--- What the exercise asks ---
From the line containing "Enumerate this screenshot's" to the end of the listing, write out every line exactly; leave out everything else.

---------- Data provided ----------

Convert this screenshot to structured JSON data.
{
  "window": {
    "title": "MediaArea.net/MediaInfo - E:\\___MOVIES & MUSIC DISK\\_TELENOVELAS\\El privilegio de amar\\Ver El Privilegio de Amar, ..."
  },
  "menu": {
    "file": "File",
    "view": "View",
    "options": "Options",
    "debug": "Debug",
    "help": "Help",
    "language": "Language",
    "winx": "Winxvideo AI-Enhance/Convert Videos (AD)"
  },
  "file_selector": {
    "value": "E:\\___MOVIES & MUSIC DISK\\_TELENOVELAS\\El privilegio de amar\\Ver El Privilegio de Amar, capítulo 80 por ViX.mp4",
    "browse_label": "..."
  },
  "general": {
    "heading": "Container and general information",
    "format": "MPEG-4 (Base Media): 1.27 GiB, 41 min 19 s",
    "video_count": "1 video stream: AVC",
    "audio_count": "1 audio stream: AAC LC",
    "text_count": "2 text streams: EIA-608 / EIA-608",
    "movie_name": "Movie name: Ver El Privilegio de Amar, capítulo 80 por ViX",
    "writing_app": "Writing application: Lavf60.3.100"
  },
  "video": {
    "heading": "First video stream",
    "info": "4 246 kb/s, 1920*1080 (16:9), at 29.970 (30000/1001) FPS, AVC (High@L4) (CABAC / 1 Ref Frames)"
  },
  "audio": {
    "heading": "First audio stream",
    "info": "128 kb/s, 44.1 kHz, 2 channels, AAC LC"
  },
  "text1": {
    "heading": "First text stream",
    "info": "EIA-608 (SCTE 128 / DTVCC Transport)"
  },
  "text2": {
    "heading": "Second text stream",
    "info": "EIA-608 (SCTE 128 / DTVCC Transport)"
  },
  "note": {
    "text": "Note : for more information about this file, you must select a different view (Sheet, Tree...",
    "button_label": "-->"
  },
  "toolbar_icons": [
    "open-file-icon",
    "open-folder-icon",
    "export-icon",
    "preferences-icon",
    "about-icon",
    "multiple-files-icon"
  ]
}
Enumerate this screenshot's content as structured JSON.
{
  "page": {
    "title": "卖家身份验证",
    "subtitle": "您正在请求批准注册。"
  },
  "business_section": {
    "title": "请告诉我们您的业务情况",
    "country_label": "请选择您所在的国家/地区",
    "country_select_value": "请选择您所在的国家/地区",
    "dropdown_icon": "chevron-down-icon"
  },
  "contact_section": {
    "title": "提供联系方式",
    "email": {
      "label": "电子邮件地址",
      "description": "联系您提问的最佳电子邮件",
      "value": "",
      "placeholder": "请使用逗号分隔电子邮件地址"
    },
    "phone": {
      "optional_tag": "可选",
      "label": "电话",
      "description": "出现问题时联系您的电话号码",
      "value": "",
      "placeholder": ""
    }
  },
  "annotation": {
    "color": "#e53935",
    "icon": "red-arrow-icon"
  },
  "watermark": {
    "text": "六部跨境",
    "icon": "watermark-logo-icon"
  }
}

----------

--- Full answer ---
Enumerate this screenshot's content as structured JSON.
{
  "page": {
    "title": "卖家身份验证",
    "subtitle": "您正在请求批准注册。"
  },
  "business_section": {
    "title": "请告诉我们您的业务情况",
    "country_label": "请选择您所在的国家/地区",
    "country_select_value": "请选择您所在的国家/地区",
    "dropdown_icon": "chevron-down-icon"
  },
  "contact_section": {
    "title": "提供联系方式",
    "email": {
      "label": "电子邮件地址",
      "description": "联系您提问的最佳电子邮件",
      "value": "",
      "placeholder": "请使用逗号分隔电子邮件地址"
    },
    "phone": {
      "optional_tag": "可选",
      "label": "电话",
      "description": "出现问题时联系您的电话号码",
      "value": "",
      "placeholder": ""
    }
  },
  "annotation": {
    "color": "#e53935",
    "icon": "red-arrow-icon"
  },
  "watermark": {
    "text": "六部跨境",
    "icon": "watermark-logo-icon"
  }
}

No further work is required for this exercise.